### LISTED ENTRIES
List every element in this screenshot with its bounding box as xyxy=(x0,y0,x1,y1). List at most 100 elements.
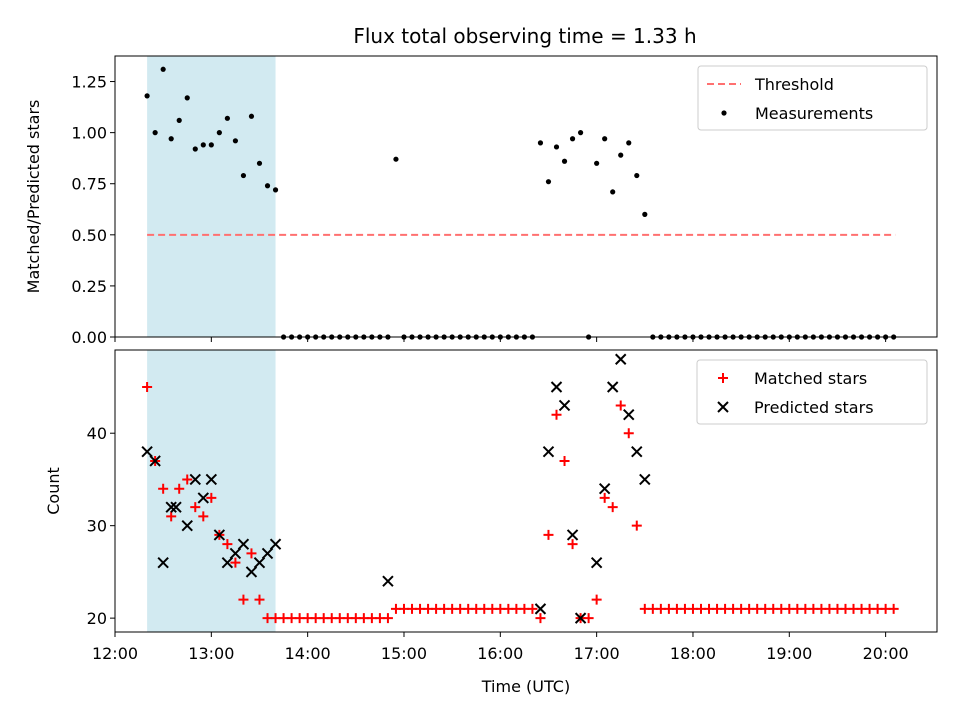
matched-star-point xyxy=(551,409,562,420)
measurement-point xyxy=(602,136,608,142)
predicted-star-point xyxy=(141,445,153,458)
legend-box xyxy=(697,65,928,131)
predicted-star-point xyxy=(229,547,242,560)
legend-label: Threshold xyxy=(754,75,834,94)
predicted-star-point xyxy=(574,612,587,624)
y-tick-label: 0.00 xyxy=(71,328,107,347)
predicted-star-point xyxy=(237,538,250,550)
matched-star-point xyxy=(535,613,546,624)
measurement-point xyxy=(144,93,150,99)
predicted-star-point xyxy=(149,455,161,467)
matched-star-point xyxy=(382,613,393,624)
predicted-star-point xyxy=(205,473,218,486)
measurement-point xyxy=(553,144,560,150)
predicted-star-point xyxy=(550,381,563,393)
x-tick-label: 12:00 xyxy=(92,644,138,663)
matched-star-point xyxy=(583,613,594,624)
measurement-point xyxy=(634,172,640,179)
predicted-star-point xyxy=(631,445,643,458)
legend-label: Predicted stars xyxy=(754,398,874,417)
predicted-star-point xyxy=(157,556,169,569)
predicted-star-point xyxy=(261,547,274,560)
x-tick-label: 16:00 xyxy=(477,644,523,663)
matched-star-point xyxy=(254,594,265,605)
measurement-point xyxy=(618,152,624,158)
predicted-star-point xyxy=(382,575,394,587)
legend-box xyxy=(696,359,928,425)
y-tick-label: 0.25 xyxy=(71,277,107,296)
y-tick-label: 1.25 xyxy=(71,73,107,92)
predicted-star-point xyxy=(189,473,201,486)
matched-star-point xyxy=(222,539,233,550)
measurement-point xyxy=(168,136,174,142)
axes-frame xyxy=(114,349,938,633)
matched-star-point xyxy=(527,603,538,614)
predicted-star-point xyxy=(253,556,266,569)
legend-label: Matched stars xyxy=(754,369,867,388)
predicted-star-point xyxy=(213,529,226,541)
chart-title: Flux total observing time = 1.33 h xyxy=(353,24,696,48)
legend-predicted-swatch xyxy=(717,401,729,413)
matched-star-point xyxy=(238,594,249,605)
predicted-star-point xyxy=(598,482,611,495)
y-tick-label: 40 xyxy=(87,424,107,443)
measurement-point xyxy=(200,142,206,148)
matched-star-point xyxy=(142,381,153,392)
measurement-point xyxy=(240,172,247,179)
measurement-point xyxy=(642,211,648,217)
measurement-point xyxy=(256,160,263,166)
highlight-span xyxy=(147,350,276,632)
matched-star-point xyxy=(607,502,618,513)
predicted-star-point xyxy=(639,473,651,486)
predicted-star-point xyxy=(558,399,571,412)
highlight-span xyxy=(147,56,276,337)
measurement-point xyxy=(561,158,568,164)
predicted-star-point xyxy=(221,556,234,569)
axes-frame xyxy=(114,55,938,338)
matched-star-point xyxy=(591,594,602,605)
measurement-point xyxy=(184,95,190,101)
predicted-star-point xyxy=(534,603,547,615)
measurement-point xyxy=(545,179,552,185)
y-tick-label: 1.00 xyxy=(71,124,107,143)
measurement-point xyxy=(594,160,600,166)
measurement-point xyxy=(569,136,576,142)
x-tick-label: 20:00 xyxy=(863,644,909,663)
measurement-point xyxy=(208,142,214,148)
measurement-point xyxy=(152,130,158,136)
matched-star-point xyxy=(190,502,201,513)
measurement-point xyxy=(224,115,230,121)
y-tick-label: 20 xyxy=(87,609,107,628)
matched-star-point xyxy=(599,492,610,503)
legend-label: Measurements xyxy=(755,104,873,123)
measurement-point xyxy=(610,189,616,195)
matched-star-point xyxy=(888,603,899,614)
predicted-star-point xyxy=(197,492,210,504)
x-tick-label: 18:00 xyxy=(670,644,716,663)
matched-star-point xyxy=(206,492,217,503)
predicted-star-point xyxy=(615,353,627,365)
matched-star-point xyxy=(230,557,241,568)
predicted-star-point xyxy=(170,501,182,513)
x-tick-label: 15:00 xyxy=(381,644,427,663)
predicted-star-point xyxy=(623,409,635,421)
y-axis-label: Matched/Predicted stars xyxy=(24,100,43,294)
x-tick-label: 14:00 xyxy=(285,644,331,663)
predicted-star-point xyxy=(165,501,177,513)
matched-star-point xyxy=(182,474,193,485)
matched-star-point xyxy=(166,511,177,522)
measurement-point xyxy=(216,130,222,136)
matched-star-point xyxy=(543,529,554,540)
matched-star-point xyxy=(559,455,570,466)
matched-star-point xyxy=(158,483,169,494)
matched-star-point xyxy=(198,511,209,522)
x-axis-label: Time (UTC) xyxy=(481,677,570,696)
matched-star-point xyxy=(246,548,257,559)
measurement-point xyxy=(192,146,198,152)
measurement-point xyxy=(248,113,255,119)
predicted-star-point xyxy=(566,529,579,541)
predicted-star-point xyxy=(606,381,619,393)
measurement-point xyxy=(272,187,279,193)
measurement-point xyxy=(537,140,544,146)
* * *
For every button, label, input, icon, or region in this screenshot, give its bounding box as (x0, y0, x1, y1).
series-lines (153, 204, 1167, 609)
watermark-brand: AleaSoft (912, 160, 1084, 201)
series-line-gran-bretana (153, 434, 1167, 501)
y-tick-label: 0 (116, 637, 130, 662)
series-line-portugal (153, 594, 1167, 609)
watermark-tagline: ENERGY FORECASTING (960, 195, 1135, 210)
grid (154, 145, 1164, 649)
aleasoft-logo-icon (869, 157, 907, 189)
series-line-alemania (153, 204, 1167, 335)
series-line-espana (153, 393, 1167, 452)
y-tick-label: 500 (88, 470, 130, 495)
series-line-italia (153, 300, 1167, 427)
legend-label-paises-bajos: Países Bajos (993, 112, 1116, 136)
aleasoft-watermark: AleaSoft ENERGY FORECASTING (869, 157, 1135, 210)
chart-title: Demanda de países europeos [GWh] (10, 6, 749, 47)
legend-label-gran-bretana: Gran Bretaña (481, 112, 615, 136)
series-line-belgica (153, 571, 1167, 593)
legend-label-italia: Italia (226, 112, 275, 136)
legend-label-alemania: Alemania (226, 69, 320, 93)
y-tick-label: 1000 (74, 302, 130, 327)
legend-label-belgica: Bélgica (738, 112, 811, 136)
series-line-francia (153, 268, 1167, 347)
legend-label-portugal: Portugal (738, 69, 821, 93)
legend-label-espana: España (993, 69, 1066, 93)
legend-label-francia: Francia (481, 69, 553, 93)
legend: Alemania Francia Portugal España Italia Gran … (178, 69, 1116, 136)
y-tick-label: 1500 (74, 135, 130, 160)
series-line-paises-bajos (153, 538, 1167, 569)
* * *
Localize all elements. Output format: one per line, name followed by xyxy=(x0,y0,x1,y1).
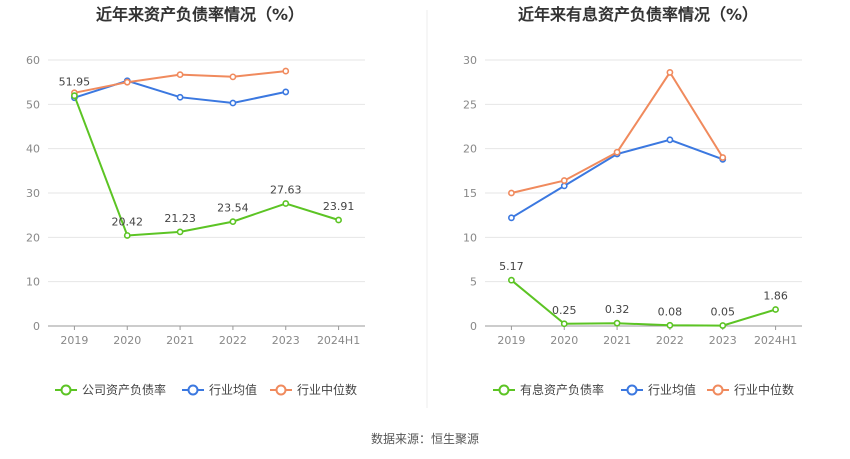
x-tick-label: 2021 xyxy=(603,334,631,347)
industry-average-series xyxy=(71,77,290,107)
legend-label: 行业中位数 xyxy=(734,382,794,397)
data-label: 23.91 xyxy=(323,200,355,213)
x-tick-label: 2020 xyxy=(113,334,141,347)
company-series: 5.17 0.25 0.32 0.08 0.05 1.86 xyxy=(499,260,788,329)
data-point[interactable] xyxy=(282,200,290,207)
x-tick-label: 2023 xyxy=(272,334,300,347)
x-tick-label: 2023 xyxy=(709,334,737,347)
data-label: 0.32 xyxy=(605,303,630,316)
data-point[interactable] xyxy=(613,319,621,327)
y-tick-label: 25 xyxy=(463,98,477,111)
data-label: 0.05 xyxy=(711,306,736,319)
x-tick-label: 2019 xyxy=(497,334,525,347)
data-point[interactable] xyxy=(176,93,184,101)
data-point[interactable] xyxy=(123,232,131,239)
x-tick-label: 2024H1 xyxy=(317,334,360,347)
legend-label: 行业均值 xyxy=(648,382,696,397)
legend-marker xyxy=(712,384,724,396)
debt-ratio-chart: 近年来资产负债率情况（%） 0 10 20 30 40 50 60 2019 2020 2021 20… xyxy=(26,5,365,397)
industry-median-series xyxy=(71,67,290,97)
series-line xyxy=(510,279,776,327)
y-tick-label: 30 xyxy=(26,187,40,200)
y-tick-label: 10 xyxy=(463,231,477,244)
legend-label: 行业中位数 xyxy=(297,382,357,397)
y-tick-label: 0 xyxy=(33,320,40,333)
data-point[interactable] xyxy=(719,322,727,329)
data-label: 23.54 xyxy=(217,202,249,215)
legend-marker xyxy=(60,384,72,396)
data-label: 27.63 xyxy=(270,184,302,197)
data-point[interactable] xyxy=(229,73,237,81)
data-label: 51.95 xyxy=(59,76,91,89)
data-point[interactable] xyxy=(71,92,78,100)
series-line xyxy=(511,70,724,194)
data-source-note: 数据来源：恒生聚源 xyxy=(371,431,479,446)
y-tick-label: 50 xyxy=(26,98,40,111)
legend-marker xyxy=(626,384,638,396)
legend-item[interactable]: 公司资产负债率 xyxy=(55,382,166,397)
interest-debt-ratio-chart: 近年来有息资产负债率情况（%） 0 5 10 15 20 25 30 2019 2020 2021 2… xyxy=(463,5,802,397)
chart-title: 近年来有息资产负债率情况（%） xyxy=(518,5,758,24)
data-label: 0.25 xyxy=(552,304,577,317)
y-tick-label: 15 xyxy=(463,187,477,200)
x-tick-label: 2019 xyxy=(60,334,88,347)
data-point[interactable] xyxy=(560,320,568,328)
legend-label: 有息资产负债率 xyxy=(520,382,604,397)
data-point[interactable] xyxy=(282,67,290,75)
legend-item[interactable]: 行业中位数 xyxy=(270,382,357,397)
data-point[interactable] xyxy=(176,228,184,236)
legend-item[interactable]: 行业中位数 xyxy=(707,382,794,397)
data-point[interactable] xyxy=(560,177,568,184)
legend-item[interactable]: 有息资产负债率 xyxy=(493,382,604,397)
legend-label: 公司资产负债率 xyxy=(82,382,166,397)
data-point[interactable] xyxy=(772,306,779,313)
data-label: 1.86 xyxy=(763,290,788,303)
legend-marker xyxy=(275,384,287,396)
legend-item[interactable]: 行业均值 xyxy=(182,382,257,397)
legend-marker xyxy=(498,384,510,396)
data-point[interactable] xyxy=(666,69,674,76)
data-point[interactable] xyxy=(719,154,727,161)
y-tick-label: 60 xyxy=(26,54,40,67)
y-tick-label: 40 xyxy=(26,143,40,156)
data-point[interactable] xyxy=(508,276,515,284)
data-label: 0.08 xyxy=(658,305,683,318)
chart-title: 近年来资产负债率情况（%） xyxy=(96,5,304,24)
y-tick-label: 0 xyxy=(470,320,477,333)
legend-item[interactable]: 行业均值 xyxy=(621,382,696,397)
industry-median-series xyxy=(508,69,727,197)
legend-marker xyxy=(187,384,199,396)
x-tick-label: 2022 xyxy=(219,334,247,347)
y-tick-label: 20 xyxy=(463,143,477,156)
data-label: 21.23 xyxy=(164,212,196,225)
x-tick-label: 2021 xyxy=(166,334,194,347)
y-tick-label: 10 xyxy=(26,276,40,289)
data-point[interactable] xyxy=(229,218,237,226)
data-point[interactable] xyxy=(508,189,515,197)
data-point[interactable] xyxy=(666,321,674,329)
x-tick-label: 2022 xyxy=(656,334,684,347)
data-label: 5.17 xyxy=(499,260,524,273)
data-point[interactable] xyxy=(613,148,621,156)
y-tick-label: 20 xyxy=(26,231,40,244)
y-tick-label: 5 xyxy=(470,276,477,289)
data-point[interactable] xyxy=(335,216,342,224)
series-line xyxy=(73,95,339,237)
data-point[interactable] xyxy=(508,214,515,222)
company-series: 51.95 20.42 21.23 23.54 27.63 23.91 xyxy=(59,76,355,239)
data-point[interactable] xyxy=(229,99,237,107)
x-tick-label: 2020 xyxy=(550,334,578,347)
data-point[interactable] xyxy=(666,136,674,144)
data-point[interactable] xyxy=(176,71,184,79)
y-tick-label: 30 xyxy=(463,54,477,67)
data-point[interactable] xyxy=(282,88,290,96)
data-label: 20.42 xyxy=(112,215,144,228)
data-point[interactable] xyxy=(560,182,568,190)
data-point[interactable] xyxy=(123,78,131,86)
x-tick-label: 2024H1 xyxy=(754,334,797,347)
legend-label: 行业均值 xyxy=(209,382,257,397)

### STATED EXERCISE
Rewrite the records from the line that contains "x-tick-label: 2021 xyxy=(603,334,631,347)" through the line that contains "interest-debt-ratio-chart: 近年来有息资产负债率情况（%） 0", swapping "legend-marker" for "legend-swatch" and leaving everything else unchanged.

### SOLVED EXERCISE
x-tick-label: 2021 xyxy=(603,334,631,347)
industry-average-series xyxy=(71,77,290,107)
legend-label: 行业中位数 xyxy=(734,382,794,397)
data-label: 23.91 xyxy=(323,200,355,213)
x-tick-label: 2020 xyxy=(113,334,141,347)
company-series: 5.17 0.25 0.32 0.08 0.05 1.86 xyxy=(499,260,788,329)
data-point[interactable] xyxy=(282,200,290,207)
x-tick-label: 2023 xyxy=(272,334,300,347)
x-tick-label: 2023 xyxy=(709,334,737,347)
data-label: 0.32 xyxy=(605,303,630,316)
data-point[interactable] xyxy=(613,319,621,327)
y-tick-label: 25 xyxy=(463,98,477,111)
data-label: 0.05 xyxy=(711,306,736,319)
x-tick-label: 2019 xyxy=(497,334,525,347)
data-point[interactable] xyxy=(176,93,184,101)
data-point[interactable] xyxy=(123,232,131,239)
x-tick-label: 2024H1 xyxy=(317,334,360,347)
legend-label: 行业均值 xyxy=(648,382,696,397)
legend-swatch xyxy=(712,384,724,396)
debt-ratio-chart: 近年来资产负债率情况（%） 0 10 20 30 40 50 60 2019 2020 2021 20… xyxy=(26,5,365,397)
industry-median-series xyxy=(71,67,290,97)
series-line xyxy=(510,279,776,327)
y-tick-label: 30 xyxy=(26,187,40,200)
y-tick-label: 10 xyxy=(463,231,477,244)
legend-label: 行业中位数 xyxy=(297,382,357,397)
y-tick-label: 0 xyxy=(33,320,40,333)
data-point[interactable] xyxy=(719,322,727,329)
data-label: 23.54 xyxy=(217,202,249,215)
legend-swatch xyxy=(60,384,72,396)
data-label: 27.63 xyxy=(270,184,302,197)
data-point[interactable] xyxy=(229,73,237,81)
data-label: 51.95 xyxy=(59,76,91,89)
data-point[interactable] xyxy=(71,92,78,100)
series-line xyxy=(511,70,724,194)
data-source-note: 数据来源：恒生聚源 xyxy=(371,431,479,446)
y-tick-label: 50 xyxy=(26,98,40,111)
legend-swatch xyxy=(626,384,638,396)
legend-item[interactable]: 公司资产负债率 xyxy=(55,382,166,397)
interest-debt-ratio-chart: 近年来有息资产负债率情况（%） 0 5 10 15 20 25 30 2019 2020 2021 2… xyxy=(463,5,802,397)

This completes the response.